- Given problem: Reproduce the entries below in full, word for word.

______________________________

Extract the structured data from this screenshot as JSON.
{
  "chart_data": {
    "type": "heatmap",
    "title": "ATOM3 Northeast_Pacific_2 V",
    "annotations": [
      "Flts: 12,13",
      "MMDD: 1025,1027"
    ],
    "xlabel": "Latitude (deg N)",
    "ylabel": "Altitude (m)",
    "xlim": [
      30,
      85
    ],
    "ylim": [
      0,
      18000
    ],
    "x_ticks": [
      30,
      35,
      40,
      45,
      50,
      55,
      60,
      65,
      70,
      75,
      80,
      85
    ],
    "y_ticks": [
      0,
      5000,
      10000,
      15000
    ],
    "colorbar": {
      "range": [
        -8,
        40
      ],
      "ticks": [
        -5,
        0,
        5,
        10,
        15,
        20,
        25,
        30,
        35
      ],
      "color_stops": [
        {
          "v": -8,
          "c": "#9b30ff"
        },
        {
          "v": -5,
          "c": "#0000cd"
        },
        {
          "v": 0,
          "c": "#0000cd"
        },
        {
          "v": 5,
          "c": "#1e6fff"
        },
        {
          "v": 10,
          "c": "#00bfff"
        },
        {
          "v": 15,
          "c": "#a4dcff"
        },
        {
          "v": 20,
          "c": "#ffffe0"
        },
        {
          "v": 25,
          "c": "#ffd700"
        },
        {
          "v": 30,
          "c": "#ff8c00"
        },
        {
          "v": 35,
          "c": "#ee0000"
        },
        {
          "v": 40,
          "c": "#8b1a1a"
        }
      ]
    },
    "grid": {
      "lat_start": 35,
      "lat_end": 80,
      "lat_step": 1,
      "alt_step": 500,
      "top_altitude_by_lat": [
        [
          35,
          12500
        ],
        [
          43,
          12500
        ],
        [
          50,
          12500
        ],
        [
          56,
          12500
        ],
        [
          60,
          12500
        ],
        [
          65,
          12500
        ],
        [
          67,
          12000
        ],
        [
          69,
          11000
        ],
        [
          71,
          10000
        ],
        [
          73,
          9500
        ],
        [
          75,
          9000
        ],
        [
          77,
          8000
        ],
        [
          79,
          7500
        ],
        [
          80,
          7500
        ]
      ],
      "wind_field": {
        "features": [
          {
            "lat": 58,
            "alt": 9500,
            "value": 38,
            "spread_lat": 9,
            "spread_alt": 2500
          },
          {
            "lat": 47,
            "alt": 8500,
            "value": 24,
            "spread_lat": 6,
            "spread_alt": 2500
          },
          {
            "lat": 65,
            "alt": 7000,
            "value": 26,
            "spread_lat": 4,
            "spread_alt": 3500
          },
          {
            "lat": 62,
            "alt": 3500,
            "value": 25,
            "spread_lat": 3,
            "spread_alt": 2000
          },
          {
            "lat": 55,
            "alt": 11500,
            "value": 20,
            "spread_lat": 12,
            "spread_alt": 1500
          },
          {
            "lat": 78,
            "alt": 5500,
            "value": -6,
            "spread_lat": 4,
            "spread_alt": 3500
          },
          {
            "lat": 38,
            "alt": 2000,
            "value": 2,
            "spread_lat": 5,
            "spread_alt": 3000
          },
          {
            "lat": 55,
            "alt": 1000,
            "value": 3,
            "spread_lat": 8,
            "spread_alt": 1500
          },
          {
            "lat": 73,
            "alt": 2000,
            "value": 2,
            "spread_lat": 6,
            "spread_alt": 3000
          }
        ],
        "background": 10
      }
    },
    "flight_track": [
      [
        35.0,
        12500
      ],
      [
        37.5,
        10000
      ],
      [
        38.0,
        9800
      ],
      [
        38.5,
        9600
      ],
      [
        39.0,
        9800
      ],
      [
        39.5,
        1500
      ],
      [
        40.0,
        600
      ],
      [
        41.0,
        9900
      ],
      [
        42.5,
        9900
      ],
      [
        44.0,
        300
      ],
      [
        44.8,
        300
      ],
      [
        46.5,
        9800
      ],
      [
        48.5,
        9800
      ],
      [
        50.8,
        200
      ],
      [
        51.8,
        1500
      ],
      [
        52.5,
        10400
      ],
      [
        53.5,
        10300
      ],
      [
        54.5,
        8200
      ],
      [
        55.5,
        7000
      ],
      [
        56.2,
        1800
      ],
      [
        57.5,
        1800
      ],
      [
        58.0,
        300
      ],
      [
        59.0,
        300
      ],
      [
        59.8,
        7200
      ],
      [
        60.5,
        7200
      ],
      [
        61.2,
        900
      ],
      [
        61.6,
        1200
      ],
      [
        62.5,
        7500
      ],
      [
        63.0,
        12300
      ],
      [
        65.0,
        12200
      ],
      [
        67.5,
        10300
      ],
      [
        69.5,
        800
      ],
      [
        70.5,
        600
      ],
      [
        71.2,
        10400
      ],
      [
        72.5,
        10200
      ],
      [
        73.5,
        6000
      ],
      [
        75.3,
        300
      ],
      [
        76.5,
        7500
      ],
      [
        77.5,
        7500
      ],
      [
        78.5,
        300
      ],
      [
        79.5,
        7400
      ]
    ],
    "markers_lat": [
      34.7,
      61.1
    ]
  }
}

______________________________

- Response:
Extract the structured data from this screenshot as JSON.
{
  "chart_data": {
    "type": "heatmap",
    "title": "ATOM3 Northeast_Pacific_2 V",
    "annotations": [
      "Flts: 12,13",
      "MMDD: 1025,1027"
    ],
    "xlabel": "Latitude (deg N)",
    "ylabel": "Altitude (m)",
    "xlim": [
      30,
      85
    ],
    "ylim": [
      0,
      18000
    ],
    "x_ticks": [
      30,
      35,
      40,
      45,
      50,
      55,
      60,
      65,
      70,
      75,
      80,
      85
    ],
    "y_ticks": [
      0,
      5000,
      10000,
      15000
    ],
    "colorbar": {
      "range": [
        -8,
        40
      ],
      "ticks": [
        -5,
        0,
        5,
        10,
        15,
        20,
        25,
        30,
        35
      ],
      "color_stops": [
        {
          "v": -8,
          "c": "#9b30ff"
        },
        {
          "v": -5,
          "c": "#0000cd"
        },
        {
          "v": 0,
          "c": "#0000cd"
        },
        {
          "v": 5,
          "c": "#1e6fff"
        },
        {
          "v": 10,
          "c": "#00bfff"
        },
        {
          "v": 15,
          "c": "#a4dcff"
        },
        {
          "v": 20,
          "c": "#ffffe0"
        },
        {
          "v": 25,
          "c": "#ffd700"
        },
        {
          "v": 30,
          "c": "#ff8c00"
        },
        {
          "v": 35,
          "c": "#ee0000"
        },
        {
          "v": 40,
          "c": "#8b1a1a"
        }
      ]
    },
    "grid": {
      "lat_start": 35,
      "lat_end": 80,
      "lat_step": 1,
      "alt_step": 500,
      "top_altitude_by_lat": [
        [
          35,
          12500
        ],
        [
          43,
          12500
        ],
        [
          50,
          12500
        ],
        [
          56,
          12500
        ],
        [
          60,
          12500
        ],
        [
          65,
          12500
        ],
        [
          67,
          12000
        ],
        [
          69,
          11000
        ],
        [
          71,
          10000
        ],
        [
          73,
          9500
        ],
        [
          75,
          9000
        ],
        [
          77,
          8000
        ],
        [
          79,
          7500
        ],
        [
          80,
          7500
        ]
      ],
      "wind_field": {
        "features": [
          {
            "lat": 58,
            "alt": 9500,
            "value": 38,
            "spread_lat": 9,
            "spread_alt": 2500
          },
          {
            "lat": 47,
            "alt": 8500,
            "value": 24,
            "spread_lat": 6,
            "spread_alt": 2500
          },
          {
            "lat": 65,
            "alt": 7000,
            "value": 26,
            "spread_lat": 4,
            "spread_alt": 3500
          },
          {
            "lat": 62,
            "alt": 3500,
            "value": 25,
            "spread_lat": 3,
            "spread_alt": 2000
          },
          {
            "lat": 55,
            "alt": 11500,
            "value": 20,
            "spread_lat": 12,
            "spread_alt": 1500
          },
          {
            "lat": 78,
            "alt": 5500,
            "value": -6,
            "spread_lat": 4,
            "spread_alt": 3500
          },
          {
            "lat": 38,
            "alt": 2000,
            "value": 2,
            "spread_lat": 5,
            "spread_alt": 3000
          },
          {
            "lat": 55,
            "alt": 1000,
            "value": 3,
            "spread_lat": 8,
            "spread_alt": 1500
          },
          {
            "lat": 73,
            "alt": 2000,
            "value": 2,
            "spread_lat": 6,
            "spread_alt": 3000
          }
        ],
        "background": 10
      }
    },
    "flight_track": [
      [
        35.0,
        12500
      ],
      [
        37.5,
        10000
      ],
      [
        38.0,
        9800
      ],
      [
        38.5,
        9600
      ],
      [
        39.0,
        9800
      ],
      [
        39.5,
        1500
      ],
      [
        40.0,
        600
      ],
      [
        41.0,
        9900
      ],
      [
        42.5,
        9900
      ],
      [
        44.0,
        300
      ],
      [
        44.8,
        300
      ],
      [
        46.5,
        9800
      ],
      [
        48.5,
        9800
      ],
      [
        50.8,
        200
      ],
      [
        51.8,
        1500
      ],
      [
        52.5,
        10400
      ],
      [
        53.5,
        10300
      ],
      [
        54.5,
        8200
      ],
      [
        55.5,
        7000
      ],
      [
        56.2,
        1800
      ],
      [
        57.5,
        1800
      ],
      [
        58.0,
        300
      ],
      [
        59.0,
        300
      ],
      [
        59.8,
        7200
      ],
      [
        60.5,
        7200
      ],
      [
        61.2,
        900
      ],
      [
        61.6,
        1200
      ],
      [
        62.5,
        7500
      ],
      [
        63.0,
        12300
      ],
      [
        65.0,
        12200
      ],
      [
        67.5,
        10300
      ],
      [
        69.5,
        800
      ],
      [
        70.5,
        600
      ],
      [
        71.2,
        10400
      ],
      [
        72.5,
        10200
      ],
      [
        73.5,
        6000
      ],
      [
        75.3,
        300
      ],
      [
        76.5,
        7500
      ],
      [
        77.5,
        7500
      ],
      [
        78.5,
        300
      ],
      [
        79.5,
        7400
      ]
    ],
    "markers_lat": [
      34.7,
      61.1
    ]
  }
}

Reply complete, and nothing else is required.